» Task to complete: Every line of the material is to be repeated exactly as it stands.

» Source records:
——————

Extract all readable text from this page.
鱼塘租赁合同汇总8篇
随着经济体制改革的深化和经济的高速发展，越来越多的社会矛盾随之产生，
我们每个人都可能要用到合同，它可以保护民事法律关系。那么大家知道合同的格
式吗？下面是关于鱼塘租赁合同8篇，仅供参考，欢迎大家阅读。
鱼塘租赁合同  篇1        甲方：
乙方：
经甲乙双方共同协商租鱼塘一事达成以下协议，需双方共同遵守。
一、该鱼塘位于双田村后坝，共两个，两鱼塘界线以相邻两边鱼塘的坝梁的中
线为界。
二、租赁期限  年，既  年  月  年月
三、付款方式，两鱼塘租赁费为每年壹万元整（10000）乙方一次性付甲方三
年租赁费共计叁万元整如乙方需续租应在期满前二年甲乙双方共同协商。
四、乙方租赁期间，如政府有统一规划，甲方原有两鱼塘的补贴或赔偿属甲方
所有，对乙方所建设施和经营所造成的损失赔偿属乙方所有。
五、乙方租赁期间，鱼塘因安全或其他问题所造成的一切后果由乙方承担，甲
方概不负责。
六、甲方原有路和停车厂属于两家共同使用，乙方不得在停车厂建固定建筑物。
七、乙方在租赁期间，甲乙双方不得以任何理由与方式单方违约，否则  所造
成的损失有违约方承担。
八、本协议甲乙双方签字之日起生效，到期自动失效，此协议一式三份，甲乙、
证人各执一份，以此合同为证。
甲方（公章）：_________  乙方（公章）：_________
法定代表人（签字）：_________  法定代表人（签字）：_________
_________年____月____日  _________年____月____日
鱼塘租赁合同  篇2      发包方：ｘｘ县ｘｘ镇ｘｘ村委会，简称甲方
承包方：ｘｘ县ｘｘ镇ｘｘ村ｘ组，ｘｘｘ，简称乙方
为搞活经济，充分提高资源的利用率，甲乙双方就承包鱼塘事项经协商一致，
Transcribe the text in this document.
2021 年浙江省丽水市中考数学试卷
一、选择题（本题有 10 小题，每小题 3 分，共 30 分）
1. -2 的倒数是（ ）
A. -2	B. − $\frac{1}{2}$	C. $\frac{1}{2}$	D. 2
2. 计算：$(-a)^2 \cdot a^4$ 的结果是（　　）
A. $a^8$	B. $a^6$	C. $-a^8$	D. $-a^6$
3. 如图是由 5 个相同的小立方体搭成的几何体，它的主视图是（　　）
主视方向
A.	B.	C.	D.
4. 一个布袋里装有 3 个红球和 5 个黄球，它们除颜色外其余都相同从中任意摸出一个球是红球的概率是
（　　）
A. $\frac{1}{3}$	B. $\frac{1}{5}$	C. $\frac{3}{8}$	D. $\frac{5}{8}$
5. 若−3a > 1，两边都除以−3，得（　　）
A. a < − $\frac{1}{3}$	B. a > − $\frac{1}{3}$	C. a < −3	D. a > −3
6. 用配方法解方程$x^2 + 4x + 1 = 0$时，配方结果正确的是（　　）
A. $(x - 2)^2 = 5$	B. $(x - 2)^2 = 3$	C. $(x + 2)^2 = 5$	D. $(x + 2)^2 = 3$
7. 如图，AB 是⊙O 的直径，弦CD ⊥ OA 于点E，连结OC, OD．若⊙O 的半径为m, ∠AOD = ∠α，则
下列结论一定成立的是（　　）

——————

» Worked answer:
Extract all readable text from this page.
鱼塘租赁合同汇总8篇
随着经济体制改革的深化和经济的高速发展，越来越多的社会矛盾随之产生，
我们每个人都可能要用到合同，它可以保护民事法律关系。那么大家知道合同的格
式吗？下面是关于鱼塘租赁合同8篇，仅供参考，欢迎大家阅读。
鱼塘租赁合同  篇1        甲方：
乙方：
经甲乙双方共同协商租鱼塘一事达成以下协议，需双方共同遵守。
一、该鱼塘位于双田村后坝，共两个，两鱼塘界线以相邻两边鱼塘的坝梁的中
线为界。
二、租赁期限  年，既  年  月  年月
三、付款方式，两鱼塘租赁费为每年壹万元整（10000）乙方一次性付甲方三
年租赁费共计叁万元整如乙方需续租应在期满前二年甲乙双方共同协商。
四、乙方租赁期间，如政府有统一规划，甲方原有两鱼塘的补贴或赔偿属甲方
所有，对乙方所建设施和经营所造成的损失赔偿属乙方所有。
五、乙方租赁期间，鱼塘因安全或其他问题所造成的一切后果由乙方承担，甲
方概不负责。
六、甲方原有路和停车厂属于两家共同使用，乙方不得在停车厂建固定建筑物。
七、乙方在租赁期间，甲乙双方不得以任何理由与方式单方违约，否则  所造
成的损失有违约方承担。
八、本协议甲乙双方签字之日起生效，到期自动失效，此协议一式三份，甲乙、
证人各执一份，以此合同为证。
甲方（公章）：_________  乙方（公章）：_________
法定代表人（签字）：_________  法定代表人（签字）：_________
_________年____月____日  _________年____月____日
鱼塘租赁合同  篇2      发包方：ｘｘ县ｘｘ镇ｘｘ村委会，简称甲方
承包方：ｘｘ县ｘｘ镇ｘｘ村ｘ组，ｘｘｘ，简称乙方
为搞活经济，充分提高资源的利用率，甲乙双方就承包鱼塘事项经协商一致，
Transcribe the text in this document.
2021 年浙江省丽水市中考数学试卷
一、选择题（本题有 10 小题，每小题 3 分，共 30 分）
1. -2 的倒数是（ ）
A. -2	B. − $\frac{1}{2}$	C. $\frac{1}{2}$	D. 2
2. 计算：$(-a)^2 \cdot a^4$ 的结果是（　　）
A. $a^8$	B. $a^6$	C. $-a^8$	D. $-a^6$
3. 如图是由 5 个相同的小立方体搭成的几何体，它的主视图是（　　）
主视方向
A.	B.	C.	D.
4. 一个布袋里装有 3 个红球和 5 个黄球，它们除颜色外其余都相同从中任意摸出一个球是红球的概率是
（　　）
A. $\frac{1}{3}$	B. $\frac{1}{5}$	C. $\frac{3}{8}$	D. $\frac{5}{8}$
5. 若−3a > 1，两边都除以−3，得（　　）
A. a < − $\frac{1}{3}$	B. a > − $\frac{1}{3}$	C. a < −3	D. a > −3
6. 用配方法解方程$x^2 + 4x + 1 = 0$时，配方结果正确的是（　　）
A. $(x - 2)^2 = 5$	B. $(x - 2)^2 = 3$	C. $(x + 2)^2 = 5$	D. $(x + 2)^2 = 3$
7. 如图，AB 是⊙O 的直径，弦CD ⊥ OA 于点E，连结OC, OD．若⊙O 的半径为m, ∠AOD = ∠α，则
下列结论一定成立的是（　　）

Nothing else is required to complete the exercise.